• **PROBLEM TO WORK ON**: Gather, from the data below, each line in which the word "ДТРпр" occurs.

[start of MATERIAL FOR THIS TASK]

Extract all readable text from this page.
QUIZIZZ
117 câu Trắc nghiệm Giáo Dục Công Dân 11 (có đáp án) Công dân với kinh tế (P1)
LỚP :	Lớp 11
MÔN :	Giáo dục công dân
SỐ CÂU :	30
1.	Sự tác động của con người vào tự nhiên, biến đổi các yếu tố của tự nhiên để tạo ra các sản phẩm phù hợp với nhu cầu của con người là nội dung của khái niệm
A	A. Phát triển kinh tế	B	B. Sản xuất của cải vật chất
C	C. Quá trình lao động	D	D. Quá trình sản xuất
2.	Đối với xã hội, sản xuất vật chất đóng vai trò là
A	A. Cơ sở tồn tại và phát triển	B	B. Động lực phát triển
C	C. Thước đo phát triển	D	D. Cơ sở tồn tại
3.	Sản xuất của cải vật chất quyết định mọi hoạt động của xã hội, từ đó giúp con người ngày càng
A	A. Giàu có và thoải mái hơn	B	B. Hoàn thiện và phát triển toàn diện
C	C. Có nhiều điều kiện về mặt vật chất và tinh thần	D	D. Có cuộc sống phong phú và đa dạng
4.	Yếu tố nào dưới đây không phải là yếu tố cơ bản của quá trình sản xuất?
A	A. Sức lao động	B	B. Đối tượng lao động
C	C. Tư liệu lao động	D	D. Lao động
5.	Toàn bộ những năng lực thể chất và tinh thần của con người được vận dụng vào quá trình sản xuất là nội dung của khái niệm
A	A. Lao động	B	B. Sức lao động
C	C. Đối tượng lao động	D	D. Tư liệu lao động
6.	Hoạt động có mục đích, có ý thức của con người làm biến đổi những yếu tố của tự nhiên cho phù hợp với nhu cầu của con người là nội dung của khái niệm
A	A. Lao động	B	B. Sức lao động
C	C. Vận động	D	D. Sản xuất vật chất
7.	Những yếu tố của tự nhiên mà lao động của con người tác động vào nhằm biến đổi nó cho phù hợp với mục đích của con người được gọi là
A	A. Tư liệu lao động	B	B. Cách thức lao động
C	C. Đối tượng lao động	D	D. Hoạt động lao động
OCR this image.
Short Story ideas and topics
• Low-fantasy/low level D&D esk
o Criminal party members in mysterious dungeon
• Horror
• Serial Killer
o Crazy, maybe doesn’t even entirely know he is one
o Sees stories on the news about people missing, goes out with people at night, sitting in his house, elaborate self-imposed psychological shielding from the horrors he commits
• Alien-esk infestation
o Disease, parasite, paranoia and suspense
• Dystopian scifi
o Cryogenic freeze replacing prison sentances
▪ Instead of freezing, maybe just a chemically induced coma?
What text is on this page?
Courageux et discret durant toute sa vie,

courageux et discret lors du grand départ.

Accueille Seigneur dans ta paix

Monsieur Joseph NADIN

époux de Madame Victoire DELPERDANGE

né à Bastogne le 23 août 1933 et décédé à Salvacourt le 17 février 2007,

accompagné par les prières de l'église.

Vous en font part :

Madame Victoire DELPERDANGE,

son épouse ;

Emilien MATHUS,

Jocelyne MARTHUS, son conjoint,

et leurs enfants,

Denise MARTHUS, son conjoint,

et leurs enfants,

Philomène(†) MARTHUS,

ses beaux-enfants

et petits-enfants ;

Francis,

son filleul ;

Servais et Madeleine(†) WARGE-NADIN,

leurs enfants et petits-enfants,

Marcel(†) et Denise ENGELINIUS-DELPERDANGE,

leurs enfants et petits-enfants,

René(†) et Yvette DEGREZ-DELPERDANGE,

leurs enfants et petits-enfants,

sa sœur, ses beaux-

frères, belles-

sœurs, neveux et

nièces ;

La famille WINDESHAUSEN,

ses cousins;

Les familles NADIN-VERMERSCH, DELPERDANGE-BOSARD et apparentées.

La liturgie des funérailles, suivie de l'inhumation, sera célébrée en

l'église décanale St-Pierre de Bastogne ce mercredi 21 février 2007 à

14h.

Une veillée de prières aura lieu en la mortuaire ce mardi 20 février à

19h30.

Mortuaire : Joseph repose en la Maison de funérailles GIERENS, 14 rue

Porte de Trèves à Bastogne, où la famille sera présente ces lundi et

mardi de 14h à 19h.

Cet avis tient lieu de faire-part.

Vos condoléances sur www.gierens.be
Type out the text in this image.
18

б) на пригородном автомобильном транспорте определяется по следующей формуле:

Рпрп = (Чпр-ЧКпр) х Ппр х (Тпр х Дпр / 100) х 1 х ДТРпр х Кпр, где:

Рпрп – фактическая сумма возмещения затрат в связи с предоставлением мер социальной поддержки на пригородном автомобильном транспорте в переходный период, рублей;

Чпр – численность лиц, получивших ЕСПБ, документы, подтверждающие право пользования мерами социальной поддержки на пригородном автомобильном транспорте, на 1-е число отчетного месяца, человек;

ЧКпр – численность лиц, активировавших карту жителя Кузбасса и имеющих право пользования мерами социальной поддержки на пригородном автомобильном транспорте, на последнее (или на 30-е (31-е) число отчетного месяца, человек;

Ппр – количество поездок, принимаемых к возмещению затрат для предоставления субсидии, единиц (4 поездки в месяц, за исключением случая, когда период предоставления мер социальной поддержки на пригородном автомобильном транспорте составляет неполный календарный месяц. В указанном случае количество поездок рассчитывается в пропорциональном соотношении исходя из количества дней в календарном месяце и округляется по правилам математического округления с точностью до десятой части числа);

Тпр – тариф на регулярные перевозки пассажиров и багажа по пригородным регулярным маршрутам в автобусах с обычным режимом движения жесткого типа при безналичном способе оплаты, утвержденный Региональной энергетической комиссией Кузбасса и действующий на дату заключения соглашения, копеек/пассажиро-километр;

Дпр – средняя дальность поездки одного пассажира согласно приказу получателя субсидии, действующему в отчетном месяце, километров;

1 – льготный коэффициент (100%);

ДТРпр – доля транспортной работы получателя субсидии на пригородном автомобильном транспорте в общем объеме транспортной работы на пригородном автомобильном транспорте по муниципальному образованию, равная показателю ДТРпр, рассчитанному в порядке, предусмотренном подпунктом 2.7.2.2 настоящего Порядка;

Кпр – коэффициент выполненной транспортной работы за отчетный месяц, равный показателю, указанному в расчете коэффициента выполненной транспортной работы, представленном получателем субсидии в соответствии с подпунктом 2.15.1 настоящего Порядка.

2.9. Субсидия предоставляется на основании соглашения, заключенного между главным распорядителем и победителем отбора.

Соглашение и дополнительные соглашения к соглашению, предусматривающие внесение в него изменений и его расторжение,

[end of MATERIAL FOR THIS TASK]

• **ANSWER TO THIS EXERCISE**:
Рпрп = (Чпр-ЧКпр) х Ппр х (Тпр х Дпр / 100) х 1 х ДТРпр х Кпр, где:
ДТРпр – доля транспортной работы получателя субсидии на пригородном автомобильном транспорте в общем объеме транспортной работы на пригородном автомобильном транспорте по муниципальному образованию, равная показателю ДТРпр, рассчитанному в порядке, предусмотренном подпунктом 2.7.2.2 настоящего Порядка;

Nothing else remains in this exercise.